> **Data for analysis**
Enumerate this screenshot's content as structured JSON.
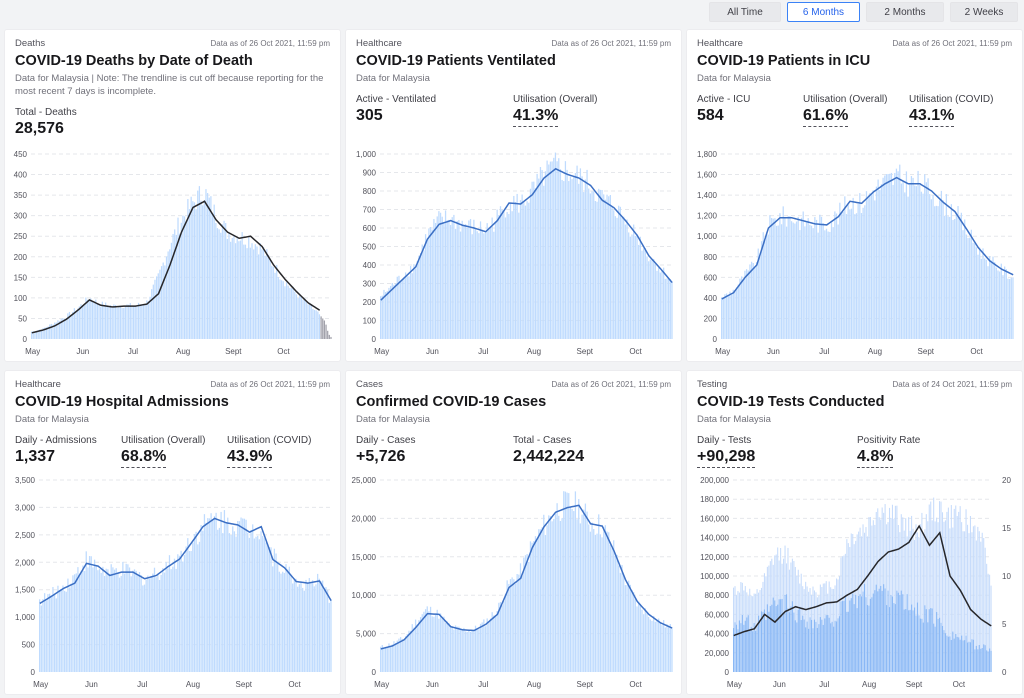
{
  "range_selector": {
    "options": [
      {
        "label": "All Time",
        "active": false
      },
      {
        "label": "6 Months",
        "active": true
      },
      {
        "label": "2 Months",
        "active": false
      },
      {
        "label": "2 Weeks",
        "active": false
      }
    ]
  },
  "cards": [
    {
      "id": "deaths",
      "category": "Deaths",
      "as_of": "Data as of 26 Oct 2021, 11:59 pm",
      "title": "COVID-19 Deaths by Date of Death",
      "description": "Data for Malaysia | Note: The trendline is cut off because reporting for the most recent 7 days is incomplete.",
      "stats": [
        {
          "label": "Total - Deaths",
          "value": "28,576",
          "dotted": false
        }
      ]
    },
    {
      "id": "ventilated",
      "category": "Healthcare",
      "as_of": "Data as of 26 Oct 2021, 11:59 pm",
      "title": "COVID-19 Patients Ventilated",
      "description": "Data for Malaysia",
      "stats": [
        {
          "label": "Active - Ventilated",
          "value": "305",
          "dotted": false
        },
        {
          "label": "Utilisation (Overall)",
          "value": "41.3%",
          "dotted": true
        }
      ]
    },
    {
      "id": "icu",
      "category": "Healthcare",
      "as_of": "Data as of 26 Oct 2021, 11:59 pm",
      "title": "COVID-19 Patients in ICU",
      "description": "Data for Malaysia",
      "stats": [
        {
          "label": "Active - ICU",
          "value": "584",
          "dotted": false
        },
        {
          "label": "Utilisation (Overall)",
          "value": "61.6%",
          "dotted": true
        },
        {
          "label": "Utilisation (COVID)",
          "value": "43.1%",
          "dotted": true
        }
      ]
    },
    {
      "id": "admissions",
      "category": "Healthcare",
      "as_of": "Data as of 26 Oct 2021, 11:59 pm",
      "title": "COVID-19 Hospital Admissions",
      "description": "Data for Malaysia",
      "stats": [
        {
          "label": "Daily - Admissions",
          "value": "1,337",
          "dotted": false
        },
        {
          "label": "Utilisation (Overall)",
          "value": "68.8%",
          "dotted": true
        },
        {
          "label": "Utilisation (COVID)",
          "value": "43.9%",
          "dotted": true
        }
      ]
    },
    {
      "id": "cases",
      "category": "Cases",
      "as_of": "Data as of 26 Oct 2021, 11:59 pm",
      "title": "Confirmed COVID-19 Cases",
      "description": "Data for Malaysia",
      "stats": [
        {
          "label": "Daily - Cases",
          "value": "+5,726",
          "dotted": false
        },
        {
          "label": "Total - Cases",
          "value": "2,442,224",
          "dotted": false
        }
      ]
    },
    {
      "id": "tests",
      "category": "Testing",
      "as_of": "Data as of 24 Oct 2021, 11:59 pm",
      "title": "COVID-19 Tests Conducted",
      "description": "Data for Malaysia",
      "stats": [
        {
          "label": "Daily - Tests",
          "value": "+90,298",
          "dotted": true
        },
        {
          "label": "Positivity Rate",
          "value": "4.8%",
          "dotted": true
        }
      ]
    }
  ],
  "chart_data": [
    {
      "id": "deaths",
      "type": "bar",
      "title": "COVID-19 Deaths by Date of Death",
      "x_labels": [
        "May",
        "Jun",
        "Jul",
        "Aug",
        "Sept",
        "Oct"
      ],
      "ylim": [
        0,
        450
      ],
      "yticks": [
        0,
        50,
        100,
        150,
        200,
        250,
        300,
        350,
        400,
        450
      ],
      "colors": {
        "bars": "#bfdbfe",
        "line": "#27272a",
        "incomplete": "#a1a1aa"
      },
      "weekly_bars": [
        18,
        25,
        40,
        55,
        75,
        100,
        85,
        80,
        82,
        80,
        90,
        150,
        230,
        290,
        330,
        360,
        300,
        260,
        250,
        240,
        220,
        180,
        140,
        110,
        85,
        60
      ],
      "weekly_trend": [
        15,
        22,
        32,
        48,
        70,
        95,
        82,
        78,
        80,
        80,
        85,
        110,
        180,
        260,
        320,
        335,
        290,
        260,
        245,
        250,
        225,
        180,
        145,
        115,
        88,
        70
      ],
      "incomplete_days": [
        55,
        50,
        45,
        35,
        20,
        10,
        5
      ]
    },
    {
      "id": "ventilated",
      "type": "bar",
      "title": "COVID-19 Patients Ventilated",
      "x_labels": [
        "May",
        "Jun",
        "Jul",
        "Aug",
        "Sept",
        "Oct"
      ],
      "ylim": [
        0,
        1000
      ],
      "yticks": [
        0,
        100,
        200,
        300,
        400,
        500,
        600,
        700,
        800,
        900,
        1000
      ],
      "colors": {
        "bars": "#bfdbfe",
        "line": "#3b6fc4"
      },
      "weekly_bars": [
        230,
        290,
        350,
        400,
        560,
        640,
        650,
        620,
        600,
        590,
        650,
        740,
        730,
        790,
        880,
        930,
        900,
        870,
        830,
        760,
        720,
        640,
        560,
        450,
        380,
        310
      ],
      "weekly_trend": [
        210,
        270,
        330,
        390,
        540,
        620,
        640,
        615,
        600,
        580,
        640,
        735,
        730,
        780,
        870,
        920,
        890,
        870,
        830,
        750,
        710,
        640,
        560,
        450,
        380,
        305
      ]
    },
    {
      "id": "icu",
      "type": "bar",
      "title": "COVID-19 Patients in ICU",
      "x_labels": [
        "May",
        "Jun",
        "Jul",
        "Aug",
        "Sept",
        "Oct"
      ],
      "ylim": [
        0,
        1800
      ],
      "yticks": [
        0,
        200,
        400,
        600,
        800,
        1000,
        1200,
        1400,
        1600,
        1800
      ],
      "colors": {
        "bars": "#bfdbfe",
        "line": "#3b6fc4"
      },
      "weekly_bars": [
        400,
        470,
        620,
        760,
        1100,
        1190,
        1180,
        1150,
        1130,
        1120,
        1200,
        1340,
        1320,
        1450,
        1520,
        1580,
        1520,
        1510,
        1440,
        1330,
        1240,
        1060,
        880,
        760,
        680,
        600
      ],
      "weekly_trend": [
        390,
        450,
        600,
        720,
        1080,
        1180,
        1180,
        1150,
        1120,
        1110,
        1190,
        1340,
        1320,
        1430,
        1510,
        1570,
        1510,
        1510,
        1440,
        1330,
        1240,
        1070,
        890,
        760,
        680,
        625
      ]
    },
    {
      "id": "admissions",
      "type": "bar",
      "title": "COVID-19 Hospital Admissions",
      "x_labels": [
        "May",
        "Jun",
        "Jul",
        "Aug",
        "Sept",
        "Oct"
      ],
      "ylim": [
        0,
        3500
      ],
      "yticks": [
        0,
        500,
        1000,
        1500,
        2000,
        2500,
        3000,
        3500
      ],
      "colors": {
        "bars": "#bfdbfe",
        "line": "#3b6fc4"
      },
      "weekly_bars": [
        1300,
        1400,
        1550,
        1750,
        2050,
        1900,
        1800,
        1850,
        1800,
        1700,
        1800,
        1950,
        2100,
        2400,
        2650,
        2800,
        2750,
        2700,
        2600,
        2650,
        2100,
        1900,
        1650,
        1600,
        1650,
        1300
      ],
      "weekly_trend": [
        1250,
        1380,
        1520,
        1620,
        1980,
        1930,
        1760,
        1820,
        1820,
        1700,
        1760,
        1920,
        2060,
        2350,
        2650,
        2800,
        2720,
        2680,
        2550,
        2650,
        2050,
        1900,
        1650,
        1620,
        1660,
        1300
      ]
    },
    {
      "id": "cases",
      "type": "bar",
      "title": "Confirmed COVID-19 Cases",
      "x_labels": [
        "May",
        "Jun",
        "Jul",
        "Aug",
        "Sept",
        "Oct"
      ],
      "ylim": [
        0,
        25000
      ],
      "yticks": [
        0,
        5000,
        10000,
        15000,
        20000,
        25000
      ],
      "colors": {
        "bars": "#bfdbfe",
        "line": "#3b6fc4"
      },
      "weekly_bars": [
        3200,
        3700,
        4400,
        6500,
        8200,
        7500,
        5800,
        5500,
        5500,
        6500,
        8000,
        11500,
        13000,
        16500,
        19000,
        21000,
        22000,
        21500,
        19500,
        19000,
        16000,
        12000,
        9000,
        7500,
        6500,
        5700
      ],
      "weekly_trend": [
        3000,
        3400,
        4200,
        5800,
        7600,
        7500,
        5900,
        5500,
        5400,
        6200,
        7500,
        11000,
        12200,
        16200,
        18900,
        20800,
        21400,
        21700,
        19300,
        19000,
        15800,
        12000,
        9200,
        7500,
        6400,
        5726
      ]
    },
    {
      "id": "tests",
      "type": "bar",
      "title": "COVID-19 Tests Conducted",
      "x_labels": [
        "May",
        "Jun",
        "Jul",
        "Aug",
        "Sept",
        "Oct"
      ],
      "ylim": [
        0,
        200000
      ],
      "yticks": [
        0,
        20000,
        40000,
        60000,
        80000,
        100000,
        120000,
        140000,
        160000,
        180000,
        200000
      ],
      "y2lim": [
        0,
        20
      ],
      "y2ticks": [
        0,
        5,
        10,
        15,
        20
      ],
      "colors": {
        "bars_total": "#c7dcfb",
        "bars_pcr": "#8ab8f5",
        "line": "#27272a"
      },
      "weekly_tests_total": [
        85000,
        90000,
        75000,
        95000,
        120000,
        125000,
        105000,
        90000,
        85000,
        88000,
        95000,
        135000,
        145000,
        150000,
        170000,
        165000,
        160000,
        150000,
        150000,
        165000,
        170000,
        160000,
        165000,
        150000,
        145000,
        90000
      ],
      "weekly_tests_pcr": [
        52000,
        55000,
        45000,
        58000,
        70000,
        72000,
        62000,
        55000,
        50000,
        52000,
        58000,
        70000,
        78000,
        80000,
        85000,
        82000,
        78000,
        68000,
        62000,
        60000,
        52000,
        40000,
        36000,
        30000,
        26000,
        22000
      ],
      "weekly_positivity": [
        3.8,
        4.2,
        4.5,
        6.0,
        5.2,
        6.3,
        6.8,
        6.5,
        6.8,
        7.2,
        7.3,
        8.0,
        8.6,
        10.0,
        11.5,
        12.5,
        12.8,
        13.5,
        15.2,
        13.2,
        14.5,
        10.0,
        8.5,
        6.5,
        5.5,
        4.8
      ],
      "y2label": "Positivity Rate"
    }
  ]
}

> **Problem details**
Please copy out each line of the material that contains the string "Daily".

> **Task result**
          "label": "Daily - Admissions",
          "label": "Daily - Cases",
          "label": "Daily - Tests",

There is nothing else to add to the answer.